What follows is a listing to be transcribed exactly.

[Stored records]
start

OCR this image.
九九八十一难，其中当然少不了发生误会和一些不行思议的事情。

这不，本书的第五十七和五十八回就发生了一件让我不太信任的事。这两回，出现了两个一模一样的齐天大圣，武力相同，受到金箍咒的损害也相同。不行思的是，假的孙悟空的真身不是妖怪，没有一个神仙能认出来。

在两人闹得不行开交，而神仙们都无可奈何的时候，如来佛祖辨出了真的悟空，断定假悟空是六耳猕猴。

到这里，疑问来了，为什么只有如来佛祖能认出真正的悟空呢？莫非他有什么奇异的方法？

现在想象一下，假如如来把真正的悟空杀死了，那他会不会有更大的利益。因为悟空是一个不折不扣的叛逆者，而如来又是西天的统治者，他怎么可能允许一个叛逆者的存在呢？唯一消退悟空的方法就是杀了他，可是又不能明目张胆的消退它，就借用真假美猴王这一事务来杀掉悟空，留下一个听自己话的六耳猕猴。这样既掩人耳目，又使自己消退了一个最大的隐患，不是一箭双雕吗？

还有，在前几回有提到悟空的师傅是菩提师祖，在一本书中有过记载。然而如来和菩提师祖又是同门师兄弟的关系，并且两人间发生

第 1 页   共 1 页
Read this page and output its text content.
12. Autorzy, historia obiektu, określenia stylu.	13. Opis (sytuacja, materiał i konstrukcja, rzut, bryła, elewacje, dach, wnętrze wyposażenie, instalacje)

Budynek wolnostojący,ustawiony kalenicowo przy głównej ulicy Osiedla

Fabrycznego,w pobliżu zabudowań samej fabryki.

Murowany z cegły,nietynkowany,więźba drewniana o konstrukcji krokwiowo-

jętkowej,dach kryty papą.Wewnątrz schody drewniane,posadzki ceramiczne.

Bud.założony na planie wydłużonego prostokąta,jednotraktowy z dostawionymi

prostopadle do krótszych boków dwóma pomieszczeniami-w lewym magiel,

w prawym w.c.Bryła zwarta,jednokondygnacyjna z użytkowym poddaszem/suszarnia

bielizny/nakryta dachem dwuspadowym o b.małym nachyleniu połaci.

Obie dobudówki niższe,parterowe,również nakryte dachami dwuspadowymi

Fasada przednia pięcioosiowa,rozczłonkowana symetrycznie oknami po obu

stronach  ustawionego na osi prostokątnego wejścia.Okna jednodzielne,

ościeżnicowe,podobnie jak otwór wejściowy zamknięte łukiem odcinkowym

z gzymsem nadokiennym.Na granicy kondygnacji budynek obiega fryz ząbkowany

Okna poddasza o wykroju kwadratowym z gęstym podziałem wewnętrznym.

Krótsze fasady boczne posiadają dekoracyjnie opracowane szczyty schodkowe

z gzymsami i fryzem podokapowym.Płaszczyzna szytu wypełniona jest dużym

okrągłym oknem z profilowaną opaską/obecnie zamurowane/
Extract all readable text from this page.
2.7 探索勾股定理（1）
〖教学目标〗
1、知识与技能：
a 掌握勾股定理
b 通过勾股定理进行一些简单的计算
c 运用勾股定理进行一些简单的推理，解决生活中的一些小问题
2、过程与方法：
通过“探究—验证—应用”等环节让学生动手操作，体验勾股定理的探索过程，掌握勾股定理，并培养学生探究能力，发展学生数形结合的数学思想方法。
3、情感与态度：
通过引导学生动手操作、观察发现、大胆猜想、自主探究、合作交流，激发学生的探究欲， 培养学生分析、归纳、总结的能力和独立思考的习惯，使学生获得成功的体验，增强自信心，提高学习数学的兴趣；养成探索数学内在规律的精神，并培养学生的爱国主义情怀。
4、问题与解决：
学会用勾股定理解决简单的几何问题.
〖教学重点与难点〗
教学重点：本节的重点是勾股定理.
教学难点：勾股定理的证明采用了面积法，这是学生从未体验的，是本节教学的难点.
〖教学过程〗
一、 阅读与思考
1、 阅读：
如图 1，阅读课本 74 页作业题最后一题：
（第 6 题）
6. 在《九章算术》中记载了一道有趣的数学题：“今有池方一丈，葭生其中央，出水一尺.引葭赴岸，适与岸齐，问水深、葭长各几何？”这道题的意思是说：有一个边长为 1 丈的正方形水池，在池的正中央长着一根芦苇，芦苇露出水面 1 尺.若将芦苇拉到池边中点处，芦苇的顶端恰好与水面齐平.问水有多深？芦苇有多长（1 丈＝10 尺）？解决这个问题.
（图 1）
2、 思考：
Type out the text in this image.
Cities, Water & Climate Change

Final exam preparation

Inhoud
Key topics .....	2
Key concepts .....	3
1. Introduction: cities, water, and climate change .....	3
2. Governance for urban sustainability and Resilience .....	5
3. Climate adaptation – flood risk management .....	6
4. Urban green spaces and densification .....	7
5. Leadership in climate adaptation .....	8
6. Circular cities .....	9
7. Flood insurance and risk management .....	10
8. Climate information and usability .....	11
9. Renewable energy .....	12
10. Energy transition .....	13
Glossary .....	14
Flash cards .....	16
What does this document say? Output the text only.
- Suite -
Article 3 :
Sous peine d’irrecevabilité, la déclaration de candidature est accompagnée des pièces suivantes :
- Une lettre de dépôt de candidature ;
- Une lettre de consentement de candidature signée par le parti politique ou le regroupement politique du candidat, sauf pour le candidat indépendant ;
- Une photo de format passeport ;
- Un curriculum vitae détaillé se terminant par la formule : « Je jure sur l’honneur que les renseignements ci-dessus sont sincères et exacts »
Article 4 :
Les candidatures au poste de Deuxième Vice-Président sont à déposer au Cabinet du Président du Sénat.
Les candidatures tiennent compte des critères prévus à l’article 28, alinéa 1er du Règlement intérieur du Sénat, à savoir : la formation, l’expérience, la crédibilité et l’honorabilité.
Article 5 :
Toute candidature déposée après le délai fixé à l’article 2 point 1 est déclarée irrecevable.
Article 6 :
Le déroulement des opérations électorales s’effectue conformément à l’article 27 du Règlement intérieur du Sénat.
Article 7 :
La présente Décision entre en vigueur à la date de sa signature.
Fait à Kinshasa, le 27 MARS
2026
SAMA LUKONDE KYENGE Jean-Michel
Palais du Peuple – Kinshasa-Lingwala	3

end

Expected answer.
OCR this image.
九九八十一难，其中当然少不了发生误会和一些不行思议的事情。

这不，本书的第五十七和五十八回就发生了一件让我不太信任的事。这两回，出现了两个一模一样的齐天大圣，武力相同，受到金箍咒的损害也相同。不行思的是，假的孙悟空的真身不是妖怪，没有一个神仙能认出来。

在两人闹得不行开交，而神仙们都无可奈何的时候，如来佛祖辨出了真的悟空，断定假悟空是六耳猕猴。

到这里，疑问来了，为什么只有如来佛祖能认出真正的悟空呢？莫非他有什么奇异的方法？

现在想象一下，假如如来把真正的悟空杀死了，那他会不会有更大的利益。因为悟空是一个不折不扣的叛逆者，而如来又是西天的统治者，他怎么可能允许一个叛逆者的存在呢？唯一消退悟空的方法就是杀了他，可是又不能明目张胆的消退它，就借用真假美猴王这一事务来杀掉悟空，留下一个听自己话的六耳猕猴。这样既掩人耳目，又使自己消退了一个最大的隐患，不是一箭双雕吗？

还有，在前几回有提到悟空的师傅是菩提师祖，在一本书中有过记载。然而如来和菩提师祖又是同门师兄弟的关系，并且两人间发生

第 1 页   共 1 页
Read this page and output its text content.
12. Autorzy, historia obiektu, określenia stylu.	13. Opis (sytuacja, materiał i konstrukcja, rzut, bryła, elewacje, dach, wnętrze wyposażenie, instalacje)

Budynek wolnostojący,ustawiony kalenicowo przy głównej ulicy Osiedla

Fabrycznego,w pobliżu zabudowań samej fabryki.

Murowany z cegły,nietynkowany,więźba drewniana o konstrukcji krokwiowo-

jętkowej,dach kryty papą.Wewnątrz schody drewniane,posadzki ceramiczne.

Bud.założony na planie wydłużonego prostokąta,jednotraktowy z dostawionymi

prostopadle do krótszych boków dwóma pomieszczeniami-w lewym magiel,

w prawym w.c.Bryła zwarta,jednokondygnacyjna z użytkowym poddaszem/suszarnia

bielizny/nakryta dachem dwuspadowym o b.małym nachyleniu połaci.

Obie dobudówki niższe,parterowe,również nakryte dachami dwuspadowymi

Fasada przednia pięcioosiowa,rozczłonkowana symetrycznie oknami po obu

stronach  ustawionego na osi prostokątnego wejścia.Okna jednodzielne,

ościeżnicowe,podobnie jak otwór wejściowy zamknięte łukiem odcinkowym

z gzymsem nadokiennym.Na granicy kondygnacji budynek obiega fryz ząbkowany

Okna poddasza o wykroju kwadratowym z gęstym podziałem wewnętrznym.

Krótsze fasady boczne posiadają dekoracyjnie opracowane szczyty schodkowe

z gzymsami i fryzem podokapowym.Płaszczyzna szytu wypełniona jest dużym

okrągłym oknem z profilowaną opaską/obecnie zamurowane/
Extract all readable text from this page.
2.7 探索勾股定理（1）
〖教学目标〗
1、知识与技能：
a 掌握勾股定理
b 通过勾股定理进行一些简单的计算
c 运用勾股定理进行一些简单的推理，解决生活中的一些小问题
2、过程与方法：
通过“探究—验证—应用”等环节让学生动手操作，体验勾股定理的探索过程，掌握勾股定理，并培养学生探究能力，发展学生数形结合的数学思想方法。
3、情感与态度：
通过引导学生动手操作、观察发现、大胆猜想、自主探究、合作交流，激发学生的探究欲， 培养学生分析、归纳、总结的能力和独立思考的习惯，使学生获得成功的体验，增强自信心，提高学习数学的兴趣；养成探索数学内在规律的精神，并培养学生的爱国主义情怀。
4、问题与解决：
学会用勾股定理解决简单的几何问题.
〖教学重点与难点〗
教学重点：本节的重点是勾股定理.
教学难点：勾股定理的证明采用了面积法，这是学生从未体验的，是本节教学的难点.
〖教学过程〗
一、 阅读与思考
1、 阅读：
如图 1，阅读课本 74 页作业题最后一题：
（第 6 题）
6. 在《九章算术》中记载了一道有趣的数学题：“今有池方一丈，葭生其中央，出水一尺.引葭赴岸，适与岸齐，问水深、葭长各几何？”这道题的意思是说：有一个边长为 1 丈的正方形水池，在池的正中央长着一根芦苇，芦苇露出水面 1 尺.若将芦苇拉到池边中点处，芦苇的顶端恰好与水面齐平.问水有多深？芦苇有多长（1 丈＝10 尺）？解决这个问题.
（图 1）
2、 思考：
Type out the text in this image.
Cities, Water & Climate Change

Final exam preparation

Inhoud
Key topics .....	2
Key concepts .....	3
1. Introduction: cities, water, and climate change .....	3
2. Governance for urban sustainability and Resilience .....	5
3. Climate adaptation – flood risk management .....	6
4. Urban green spaces and densification .....	7
5. Leadership in climate adaptation .....	8
6. Circular cities .....	9
7. Flood insurance and risk management .....	10
8. Climate information and usability .....	11
9. Renewable energy .....	12
10. Energy transition .....	13
Glossary .....	14
Flash cards .....	16
What does this document say? Output the text only.
- Suite -
Article 3 :
Sous peine d’irrecevabilité, la déclaration de candidature est accompagnée des pièces suivantes :
- Une lettre de dépôt de candidature ;
- Une lettre de consentement de candidature signée par le parti politique ou le regroupement politique du candidat, sauf pour le candidat indépendant ;
- Une photo de format passeport ;
- Un curriculum vitae détaillé se terminant par la formule : « Je jure sur l’honneur que les renseignements ci-dessus sont sincères et exacts »
Article 4 :
Les candidatures au poste de Deuxième Vice-Président sont à déposer au Cabinet du Président du Sénat.
Les candidatures tiennent compte des critères prévus à l’article 28, alinéa 1er du Règlement intérieur du Sénat, à savoir : la formation, l’expérience, la crédibilité et l’honorabilité.
Article 5 :
Toute candidature déposée après le délai fixé à l’article 2 point 1 est déclarée irrecevable.
Article 6 :
Le déroulement des opérations électorales s’effectue conformément à l’article 27 du Règlement intérieur du Sénat.
Article 7 :
La présente Décision entre en vigueur à la date de sa signature.
Fait à Kinshasa, le 27 MARS
2026
SAMA LUKONDE KYENGE Jean-Michel
Palais du Peuple – Kinshasa-Lingwala	3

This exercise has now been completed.